RECORDS TO PROCESS:
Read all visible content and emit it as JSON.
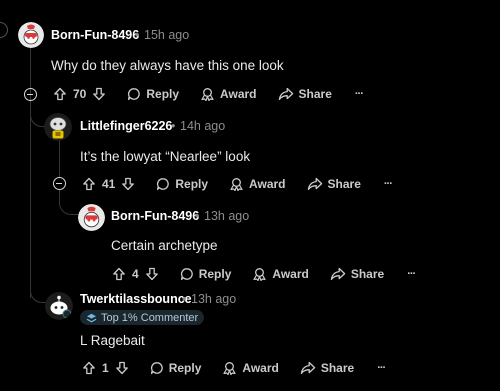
{
  "comments": [
    {
      "author": "Born-Fun-8496",
      "sep": "•",
      "time": "15h ago",
      "text": "Why do they always have this one look",
      "votes": "70",
      "reply": "Reply",
      "award": "Award",
      "share": "Share",
      "more": "···"
    },
    {
      "author": "Littlefinger6226",
      "sep": "•",
      "time": "14h ago",
      "text": "It’s the lowyat “Nearlee” look",
      "votes": "41",
      "reply": "Reply",
      "award": "Award",
      "share": "Share",
      "more": "···"
    },
    {
      "author": "Born-Fun-8496",
      "sep": "•",
      "time": "13h ago",
      "text": "Certain archetype",
      "votes": "4",
      "reply": "Reply",
      "award": "Award",
      "share": "Share",
      "more": "···"
    },
    {
      "author": "Twerktilassbounce",
      "sep": "•",
      "time": "13h ago",
      "badge": "Top 1% Commenter",
      "text": "L Ragebait",
      "votes": "1",
      "reply": "Reply",
      "award": "Award",
      "share": "Share",
      "more": "···"
    }
  ],
  "colors": {
    "background": "#000000",
    "thread_line": "#343536",
    "meta_text": "#8b8e90",
    "badge_bg": "#1a282d"
  }
}
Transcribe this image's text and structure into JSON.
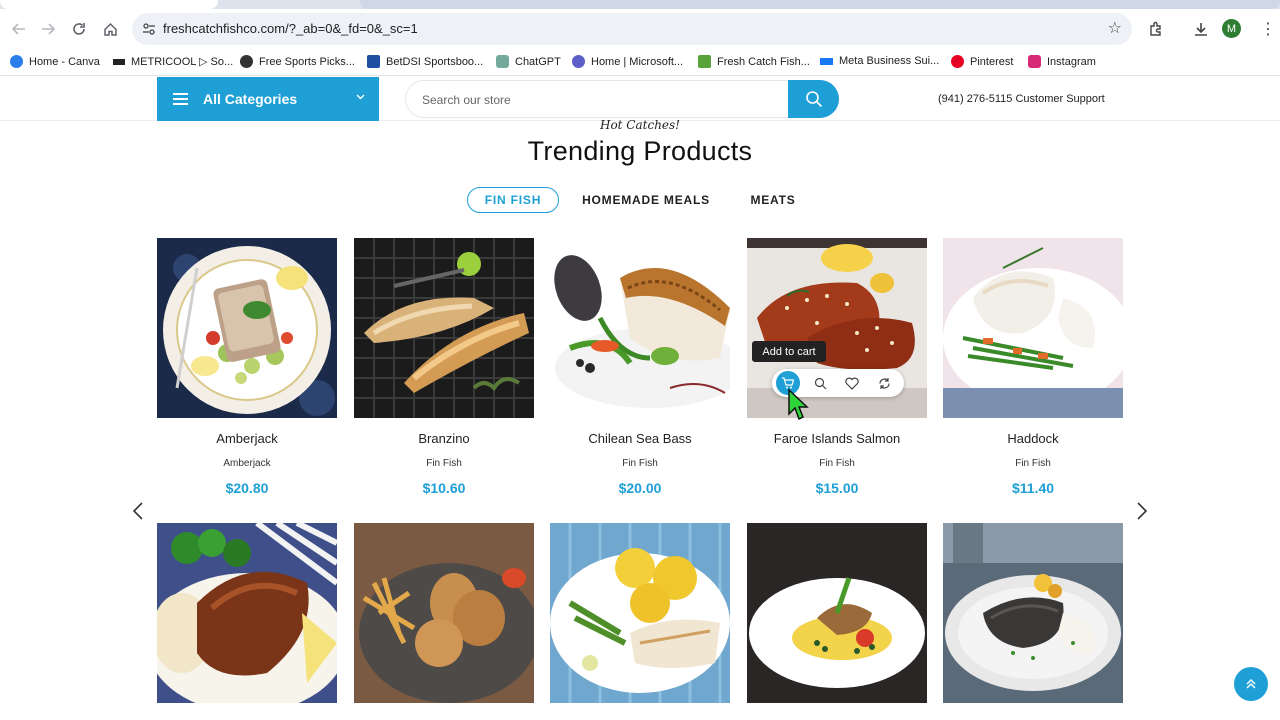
{
  "browser": {
    "url": "freshcatchfishco.com/?_ab=0&_fd=0&_sc=1",
    "profile_initial": "M",
    "bookmarks": [
      {
        "label": "Home - Canva",
        "color": "#2b7de9"
      },
      {
        "label": "METRICOOL ▷ So...",
        "color": "#222222"
      },
      {
        "label": "Free Sports Picks...",
        "color": "#333333"
      },
      {
        "label": "BetDSI Sportsboo...",
        "color": "#1f4fa0"
      },
      {
        "label": "ChatGPT",
        "color": "#74aa9c"
      },
      {
        "label": "Home | Microsoft...",
        "color": "#5b5fc7"
      },
      {
        "label": "Fresh Catch Fish...",
        "color": "#5aa33a"
      },
      {
        "label": "Meta Business Sui...",
        "color": "#1877f2"
      },
      {
        "label": "Pinterest",
        "color": "#e60023"
      },
      {
        "label": "Instagram",
        "color": "#d62976"
      }
    ]
  },
  "header": {
    "all_categories": "All Categories",
    "search_placeholder": "Search our store",
    "support": "(941) 276-5115 Customer Support"
  },
  "section": {
    "eyebrow": "Hot Catches!",
    "title": "Trending Products",
    "tabs": [
      "FIN FISH",
      "HOMEMADE MEALS",
      "MEATS"
    ],
    "active_tab": "FIN FISH"
  },
  "products_row1": [
    {
      "name": "Amberjack",
      "category": "Amberjack",
      "price": "$20.80"
    },
    {
      "name": "Branzino",
      "category": "Fin Fish",
      "price": "$10.60"
    },
    {
      "name": "Chilean Sea Bass",
      "category": "Fin Fish",
      "price": "$20.00"
    },
    {
      "name": "Faroe Islands Salmon",
      "category": "Fin Fish",
      "price": "$15.00"
    },
    {
      "name": "Haddock",
      "category": "Fin Fish",
      "price": "$11.40"
    }
  ],
  "tooltip": "Add to cart",
  "colors": {
    "accent": "#1e9fd6"
  }
}
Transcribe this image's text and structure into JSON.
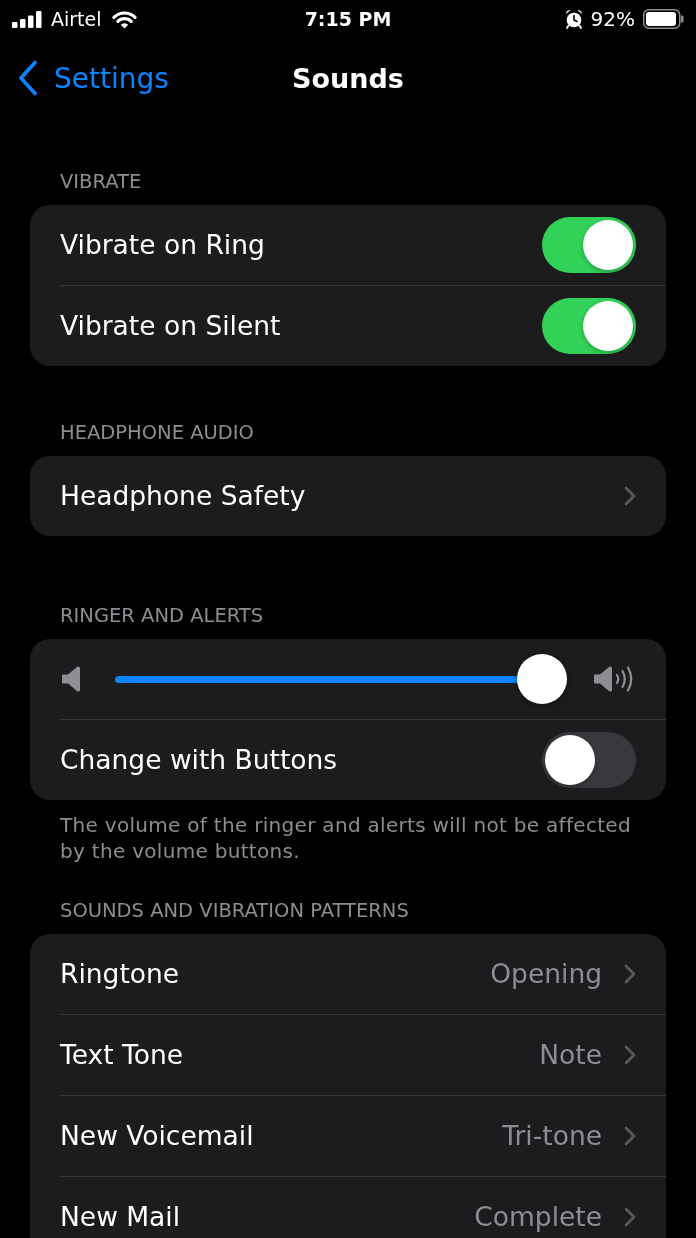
{
  "status_bar": {
    "carrier": "Airtel",
    "time": "7:15 PM",
    "battery": "92%"
  },
  "nav": {
    "back": "Settings",
    "title": "Sounds"
  },
  "sections": [
    {
      "header": "VIBRATE",
      "rows": [
        {
          "kind": "toggle",
          "label": "Vibrate on Ring",
          "on": true
        },
        {
          "kind": "toggle",
          "label": "Vibrate on Silent",
          "on": true
        }
      ]
    },
    {
      "header": "HEADPHONE AUDIO",
      "rows": [
        {
          "kind": "link",
          "label": "Headphone Safety"
        }
      ]
    },
    {
      "header": "RINGER AND ALERTS",
      "rows": [
        {
          "kind": "slider",
          "level": 1
        },
        {
          "kind": "toggle",
          "label": "Change with Buttons",
          "on": false
        }
      ],
      "footer": "The volume of the ringer and alerts will not be affected by the volume buttons."
    },
    {
      "header": "SOUNDS AND VIBRATION PATTERNS",
      "rows": [
        {
          "kind": "link",
          "label": "Ringtone",
          "value": "Opening"
        },
        {
          "kind": "link",
          "label": "Text Tone",
          "value": "Note"
        },
        {
          "kind": "link",
          "label": "New Voicemail",
          "value": "Tri-tone"
        },
        {
          "kind": "link",
          "label": "New Mail",
          "value": "Complete"
        }
      ]
    }
  ]
}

STATED EXERCISE: Write every record out again exactly; no pictures belong in the copy.

RESULT FOR THIS EXERCISE:
Read all visible content and emit it as JSON.
{
  "comments": [
    {
      "author": "Born-Fun-8496",
      "sep": "•",
      "time": "15h ago",
      "text": "Why do they always have this one look",
      "votes": "70",
      "reply": "Reply",
      "award": "Award",
      "share": "Share",
      "more": "···"
    },
    {
      "author": "Littlefinger6226",
      "sep": "•",
      "time": "14h ago",
      "text": "It’s the lowyat “Nearlee” look",
      "votes": "41",
      "reply": "Reply",
      "award": "Award",
      "share": "Share",
      "more": "···"
    },
    {
      "author": "Born-Fun-8496",
      "sep": "•",
      "time": "13h ago",
      "text": "Certain archetype",
      "votes": "4",
      "reply": "Reply",
      "award": "Award",
      "share": "Share",
      "more": "···"
    },
    {
      "author": "Twerktilassbounce",
      "sep": "•",
      "time": "13h ago",
      "badge": "Top 1% Commenter",
      "text": "L Ragebait",
      "votes": "1",
      "reply": "Reply",
      "award": "Award",
      "share": "Share",
      "more": "···"
    }
  ],
  "colors": {
    "background": "#000000",
    "thread_line": "#343536",
    "meta_text": "#8b8e90",
    "badge_bg": "#1a282d"
  }
}
Transcribe this image's text and structure into JSON.
{
  "browser": {
    "url": "freshcatchfishco.com/?_ab=0&_fd=0&_sc=1",
    "profile_initial": "M",
    "bookmarks": [
      {
        "label": "Home - Canva",
        "color": "#2b7de9"
      },
      {
        "label": "METRICOOL ▷ So...",
        "color": "#222222"
      },
      {
        "label": "Free Sports Picks...",
        "color": "#333333"
      },
      {
        "label": "BetDSI Sportsboo...",
        "color": "#1f4fa0"
      },
      {
        "label": "ChatGPT",
        "color": "#74aa9c"
      },
      {
        "label": "Home | Microsoft...",
        "color": "#5b5fc7"
      },
      {
        "label": "Fresh Catch Fish...",
        "color": "#5aa33a"
      },
      {
        "label": "Meta Business Sui...",
        "color": "#1877f2"
      },
      {
        "label": "Pinterest",
        "color": "#e60023"
      },
      {
        "label": "Instagram",
        "color": "#d62976"
      }
    ]
  },
  "header": {
    "all_categories": "All Categories",
    "search_placeholder": "Search our store",
    "support": "(941) 276-5115 Customer Support"
  },
  "section": {
    "eyebrow": "Hot Catches!",
    "title": "Trending Products",
    "tabs": [
      "FIN FISH",
      "HOMEMADE MEALS",
      "MEATS"
    ],
    "active_tab": "FIN FISH"
  },
  "products_row1": [
    {
      "name": "Amberjack",
      "category": "Amberjack",
      "price": "$20.80"
    },
    {
      "name": "Branzino",
      "category": "Fin Fish",
      "price": "$10.60"
    },
    {
      "name": "Chilean Sea Bass",
      "category": "Fin Fish",
      "price": "$20.00"
    },
    {
      "name": "Faroe Islands Salmon",
      "category": "Fin Fish",
      "price": "$15.00"
    },
    {
      "name": "Haddock",
      "category": "Fin Fish",
      "price": "$11.40"
    }
  ],
  "tooltip": "Add to cart",
  "colors": {
    "accent": "#1e9fd6"
  }
}
Transcribe this image's text and structure into JSON.
{
  "status_bar": {
    "carrier": "Airtel",
    "time": "7:15 PM",
    "battery": "92%"
  },
  "nav": {
    "back": "Settings",
    "title": "Sounds"
  },
  "sections": [
    {
      "header": "VIBRATE",
      "rows": [
        {
          "kind": "toggle",
          "label": "Vibrate on Ring",
          "on": true
        },
        {
          "kind": "toggle",
          "label": "Vibrate on Silent",
          "on": true
        }
      ]
    },
    {
      "header": "HEADPHONE AUDIO",
      "rows": [
        {
          "kind": "link",
          "label": "Headphone Safety"
        }
      ]
    },
    {
      "header": "RINGER AND ALERTS",
      "rows": [
        {
          "kind": "slider",
          "level": 1
        },
        {
          "kind": "toggle",
          "label": "Change with Buttons",
          "on": false
        }
      ],
      "footer": "The volume of the ringer and alerts will not be affected by the volume buttons."
    },
    {
      "header": "SOUNDS AND VIBRATION PATTERNS",
      "rows": [
        {
          "kind": "link",
          "label": "Ringtone",
          "value": "Opening"
        },
        {
          "kind": "link",
          "label": "Text Tone",
          "value": "Note"
        },
        {
          "kind": "link",
          "label": "New Voicemail",
          "value": "Tri-tone"
        },
        {
          "kind": "link",
          "label": "New Mail",
          "value": "Complete"
        }
      ]
    }
  ]
}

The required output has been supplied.